(PROVIDED ENTRIES):
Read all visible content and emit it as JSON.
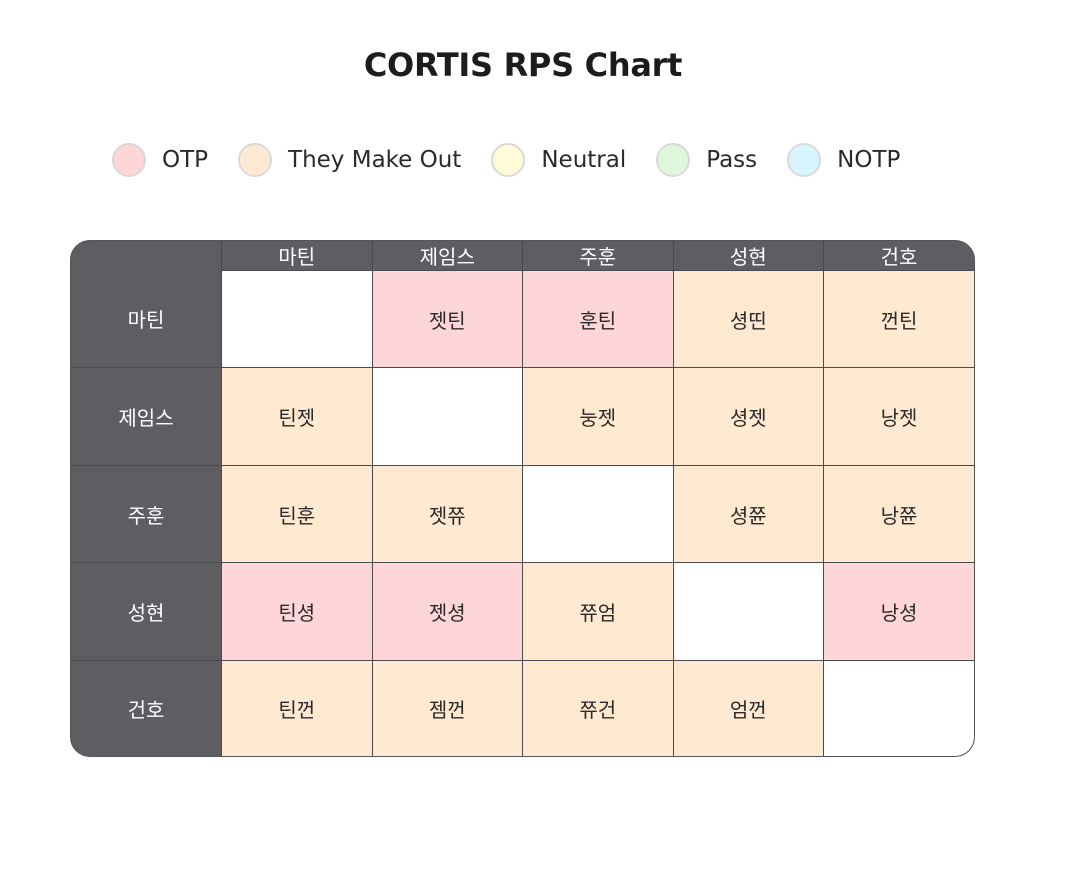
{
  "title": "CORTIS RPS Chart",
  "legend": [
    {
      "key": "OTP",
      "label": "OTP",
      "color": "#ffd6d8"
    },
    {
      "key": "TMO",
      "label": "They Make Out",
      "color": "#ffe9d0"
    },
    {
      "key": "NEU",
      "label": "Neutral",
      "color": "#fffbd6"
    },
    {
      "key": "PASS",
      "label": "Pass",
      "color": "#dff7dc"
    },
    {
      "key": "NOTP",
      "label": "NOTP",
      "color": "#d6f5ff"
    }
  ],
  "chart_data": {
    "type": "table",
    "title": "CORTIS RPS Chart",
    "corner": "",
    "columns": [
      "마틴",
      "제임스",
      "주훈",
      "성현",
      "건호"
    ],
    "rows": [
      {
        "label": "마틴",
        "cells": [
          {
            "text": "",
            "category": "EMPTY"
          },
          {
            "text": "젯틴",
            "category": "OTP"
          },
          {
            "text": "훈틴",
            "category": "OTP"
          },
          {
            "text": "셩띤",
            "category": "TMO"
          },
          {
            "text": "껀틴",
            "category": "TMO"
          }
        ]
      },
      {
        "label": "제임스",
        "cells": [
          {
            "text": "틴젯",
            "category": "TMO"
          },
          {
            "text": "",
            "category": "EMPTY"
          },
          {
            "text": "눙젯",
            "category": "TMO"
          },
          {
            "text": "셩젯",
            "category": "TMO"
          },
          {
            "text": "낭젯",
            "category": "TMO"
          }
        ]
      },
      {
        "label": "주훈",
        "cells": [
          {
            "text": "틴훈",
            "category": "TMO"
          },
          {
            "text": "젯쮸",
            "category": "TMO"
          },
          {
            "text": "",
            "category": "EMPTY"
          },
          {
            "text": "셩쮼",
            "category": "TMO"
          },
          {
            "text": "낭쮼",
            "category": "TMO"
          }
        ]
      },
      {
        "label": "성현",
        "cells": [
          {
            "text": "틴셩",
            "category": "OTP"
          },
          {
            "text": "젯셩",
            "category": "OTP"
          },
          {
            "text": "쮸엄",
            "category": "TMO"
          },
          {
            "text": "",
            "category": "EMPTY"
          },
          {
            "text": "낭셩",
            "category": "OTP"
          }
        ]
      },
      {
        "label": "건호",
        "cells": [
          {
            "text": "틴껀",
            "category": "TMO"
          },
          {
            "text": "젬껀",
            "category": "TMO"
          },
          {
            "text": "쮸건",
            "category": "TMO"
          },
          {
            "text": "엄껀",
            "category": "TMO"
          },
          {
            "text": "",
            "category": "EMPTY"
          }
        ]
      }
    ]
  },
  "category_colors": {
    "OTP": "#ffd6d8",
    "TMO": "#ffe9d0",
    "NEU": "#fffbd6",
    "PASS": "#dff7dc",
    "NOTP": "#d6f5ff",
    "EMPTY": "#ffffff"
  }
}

(PROBLEM TO SOLVE):
Leaving the pictures aside, transcribe the entire listing exactly.

(EXERCISE ANSWER):
Read all visible content and emit it as JSON.
{
  "title": "CORTIS RPS Chart",
  "legend": [
    {
      "key": "OTP",
      "label": "OTP",
      "color": "#ffd6d8"
    },
    {
      "key": "TMO",
      "label": "They Make Out",
      "color": "#ffe9d0"
    },
    {
      "key": "NEU",
      "label": "Neutral",
      "color": "#fffbd6"
    },
    {
      "key": "PASS",
      "label": "Pass",
      "color": "#dff7dc"
    },
    {
      "key": "NOTP",
      "label": "NOTP",
      "color": "#d6f5ff"
    }
  ],
  "chart_data": {
    "type": "table",
    "title": "CORTIS RPS Chart",
    "corner": "",
    "columns": [
      "마틴",
      "제임스",
      "주훈",
      "성현",
      "건호"
    ],
    "rows": [
      {
        "label": "마틴",
        "cells": [
          {
            "text": "",
            "category": "EMPTY"
          },
          {
            "text": "젯틴",
            "category": "OTP"
          },
          {
            "text": "훈틴",
            "category": "OTP"
          },
          {
            "text": "셩띤",
            "category": "TMO"
          },
          {
            "text": "껀틴",
            "category": "TMO"
          }
        ]
      },
      {
        "label": "제임스",
        "cells": [
          {
            "text": "틴젯",
            "category": "TMO"
          },
          {
            "text": "",
            "category": "EMPTY"
          },
          {
            "text": "눙젯",
            "category": "TMO"
          },
          {
            "text": "셩젯",
            "category": "TMO"
          },
          {
            "text": "낭젯",
            "category": "TMO"
          }
        ]
      },
      {
        "label": "주훈",
        "cells": [
          {
            "text": "틴훈",
            "category": "TMO"
          },
          {
            "text": "젯쮸",
            "category": "TMO"
          },
          {
            "text": "",
            "category": "EMPTY"
          },
          {
            "text": "셩쮼",
            "category": "TMO"
          },
          {
            "text": "낭쮼",
            "category": "TMO"
          }
        ]
      },
      {
        "label": "성현",
        "cells": [
          {
            "text": "틴셩",
            "category": "OTP"
          },
          {
            "text": "젯셩",
            "category": "OTP"
          },
          {
            "text": "쮸엄",
            "category": "TMO"
          },
          {
            "text": "",
            "category": "EMPTY"
          },
          {
            "text": "낭셩",
            "category": "OTP"
          }
        ]
      },
      {
        "label": "건호",
        "cells": [
          {
            "text": "틴껀",
            "category": "TMO"
          },
          {
            "text": "젬껀",
            "category": "TMO"
          },
          {
            "text": "쮸건",
            "category": "TMO"
          },
          {
            "text": "엄껀",
            "category": "TMO"
          },
          {
            "text": "",
            "category": "EMPTY"
          }
        ]
      }
    ]
  },
  "category_colors": {
    "OTP": "#ffd6d8",
    "TMO": "#ffe9d0",
    "NEU": "#fffbd6",
    "PASS": "#dff7dc",
    "NOTP": "#d6f5ff",
    "EMPTY": "#ffffff"
  }
}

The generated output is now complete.